Problem to solve
Comb the records below for the string "carga" and copy each line where it turns up.
## start Input rows
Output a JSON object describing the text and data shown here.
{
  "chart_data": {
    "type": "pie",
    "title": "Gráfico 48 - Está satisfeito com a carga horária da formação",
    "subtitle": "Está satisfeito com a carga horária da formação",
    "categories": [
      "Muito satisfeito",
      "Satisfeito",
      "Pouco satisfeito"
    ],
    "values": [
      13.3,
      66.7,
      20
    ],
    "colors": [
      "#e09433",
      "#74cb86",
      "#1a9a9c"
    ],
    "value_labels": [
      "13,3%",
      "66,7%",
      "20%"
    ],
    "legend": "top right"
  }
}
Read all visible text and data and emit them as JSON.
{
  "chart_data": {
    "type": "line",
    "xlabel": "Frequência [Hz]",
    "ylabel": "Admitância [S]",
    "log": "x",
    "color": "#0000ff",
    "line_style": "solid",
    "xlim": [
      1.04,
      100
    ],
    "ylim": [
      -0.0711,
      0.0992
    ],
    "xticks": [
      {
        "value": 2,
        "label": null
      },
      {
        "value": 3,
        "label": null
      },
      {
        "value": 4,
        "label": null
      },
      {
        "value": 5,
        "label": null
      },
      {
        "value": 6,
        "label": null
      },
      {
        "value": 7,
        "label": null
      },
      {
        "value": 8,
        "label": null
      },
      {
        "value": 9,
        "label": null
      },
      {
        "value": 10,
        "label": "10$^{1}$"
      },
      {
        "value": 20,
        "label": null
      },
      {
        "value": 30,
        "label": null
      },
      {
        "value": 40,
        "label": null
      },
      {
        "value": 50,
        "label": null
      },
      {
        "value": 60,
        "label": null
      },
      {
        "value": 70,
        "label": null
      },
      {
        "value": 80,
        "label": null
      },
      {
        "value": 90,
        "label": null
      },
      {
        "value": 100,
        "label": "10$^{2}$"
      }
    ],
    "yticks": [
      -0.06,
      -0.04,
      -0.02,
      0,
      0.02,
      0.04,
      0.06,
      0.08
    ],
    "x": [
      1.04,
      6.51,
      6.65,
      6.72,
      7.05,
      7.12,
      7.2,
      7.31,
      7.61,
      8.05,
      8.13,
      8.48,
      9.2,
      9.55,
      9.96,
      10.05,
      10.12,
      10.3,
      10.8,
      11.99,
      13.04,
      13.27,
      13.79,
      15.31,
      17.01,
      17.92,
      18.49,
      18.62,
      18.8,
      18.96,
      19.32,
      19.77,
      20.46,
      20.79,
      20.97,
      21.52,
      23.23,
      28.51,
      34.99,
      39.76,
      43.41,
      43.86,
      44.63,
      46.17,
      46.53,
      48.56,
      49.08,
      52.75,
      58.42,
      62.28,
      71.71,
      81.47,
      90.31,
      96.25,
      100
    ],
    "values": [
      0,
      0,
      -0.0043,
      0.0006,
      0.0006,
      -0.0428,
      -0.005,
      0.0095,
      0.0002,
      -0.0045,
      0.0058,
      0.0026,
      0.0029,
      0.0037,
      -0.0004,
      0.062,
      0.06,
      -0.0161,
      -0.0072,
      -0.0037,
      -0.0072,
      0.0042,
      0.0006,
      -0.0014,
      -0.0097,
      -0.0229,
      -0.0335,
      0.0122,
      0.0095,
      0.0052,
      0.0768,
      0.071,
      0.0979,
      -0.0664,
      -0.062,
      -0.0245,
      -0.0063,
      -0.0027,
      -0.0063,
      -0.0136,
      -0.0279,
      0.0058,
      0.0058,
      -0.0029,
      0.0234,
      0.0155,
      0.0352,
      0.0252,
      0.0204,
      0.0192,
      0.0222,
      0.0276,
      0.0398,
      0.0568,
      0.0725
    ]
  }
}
## end Input rows
Reply
    "title": "Gráfico 48 - Está satisfeito com a carga horária da formação",
    "subtitle": "Está satisfeito com a carga horária da formação",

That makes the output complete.